Stored data
- - -
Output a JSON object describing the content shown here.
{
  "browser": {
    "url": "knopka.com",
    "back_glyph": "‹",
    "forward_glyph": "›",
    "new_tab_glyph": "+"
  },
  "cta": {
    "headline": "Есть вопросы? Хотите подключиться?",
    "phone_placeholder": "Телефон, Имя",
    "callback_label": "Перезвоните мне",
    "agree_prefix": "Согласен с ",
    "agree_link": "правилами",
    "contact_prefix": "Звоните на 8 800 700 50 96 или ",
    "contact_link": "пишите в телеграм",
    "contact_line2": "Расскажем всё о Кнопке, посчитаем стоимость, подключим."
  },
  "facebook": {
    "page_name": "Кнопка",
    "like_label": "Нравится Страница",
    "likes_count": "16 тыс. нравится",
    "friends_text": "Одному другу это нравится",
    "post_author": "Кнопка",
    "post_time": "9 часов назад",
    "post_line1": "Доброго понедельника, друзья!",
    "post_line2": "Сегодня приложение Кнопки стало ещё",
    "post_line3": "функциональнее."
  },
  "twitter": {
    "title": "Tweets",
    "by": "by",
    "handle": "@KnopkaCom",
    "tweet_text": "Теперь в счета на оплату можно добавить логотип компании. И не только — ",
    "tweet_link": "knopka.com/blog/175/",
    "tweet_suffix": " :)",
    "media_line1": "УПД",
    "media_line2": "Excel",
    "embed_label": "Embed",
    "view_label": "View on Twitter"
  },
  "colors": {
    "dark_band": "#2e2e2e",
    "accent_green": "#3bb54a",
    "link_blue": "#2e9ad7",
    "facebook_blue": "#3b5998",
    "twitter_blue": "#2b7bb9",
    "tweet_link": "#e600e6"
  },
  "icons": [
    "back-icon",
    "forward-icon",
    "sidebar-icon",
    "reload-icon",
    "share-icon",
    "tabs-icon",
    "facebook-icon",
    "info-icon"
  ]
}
- - -
Go through the material above line by line and copy it exactly.

Output a JSON object describing the content shown here.
{
  "browser": {
    "url": "knopka.com",
    "back_glyph": "‹",
    "forward_glyph": "›",
    "new_tab_glyph": "+"
  },
  "cta": {
    "headline": "Есть вопросы? Хотите подключиться?",
    "phone_placeholder": "Телефон, Имя",
    "callback_label": "Перезвоните мне",
    "agree_prefix": "Согласен с ",
    "agree_link": "правилами",
    "contact_prefix": "Звоните на 8 800 700 50 96 или ",
    "contact_link": "пишите в телеграм",
    "contact_line2": "Расскажем всё о Кнопке, посчитаем стоимость, подключим."
  },
  "facebook": {
    "page_name": "Кнопка",
    "like_label": "Нравится Страница",
    "likes_count": "16 тыс. нравится",
    "friends_text": "Одному другу это нравится",
    "post_author": "Кнопка",
    "post_time": "9 часов назад",
    "post_line1": "Доброго понедельника, друзья!",
    "post_line2": "Сегодня приложение Кнопки стало ещё",
    "post_line3": "функциональнее."
  },
  "twitter": {
    "title": "Tweets",
    "by": "by",
    "handle": "@KnopkaCom",
    "tweet_text": "Теперь в счета на оплату можно добавить логотип компании. И не только — ",
    "tweet_link": "knopka.com/blog/175/",
    "tweet_suffix": " :)",
    "media_line1": "УПД",
    "media_line2": "Excel",
    "embed_label": "Embed",
    "view_label": "View on Twitter"
  },
  "colors": {
    "dark_band": "#2e2e2e",
    "accent_green": "#3bb54a",
    "link_blue": "#2e9ad7",
    "facebook_blue": "#3b5998",
    "twitter_blue": "#2b7bb9",
    "tweet_link": "#e600e6"
  },
  "icons": [
    "back-icon",
    "forward-icon",
    "sidebar-icon",
    "reload-icon",
    "share-icon",
    "tabs-icon",
    "facebook-icon",
    "info-icon"
  ]
}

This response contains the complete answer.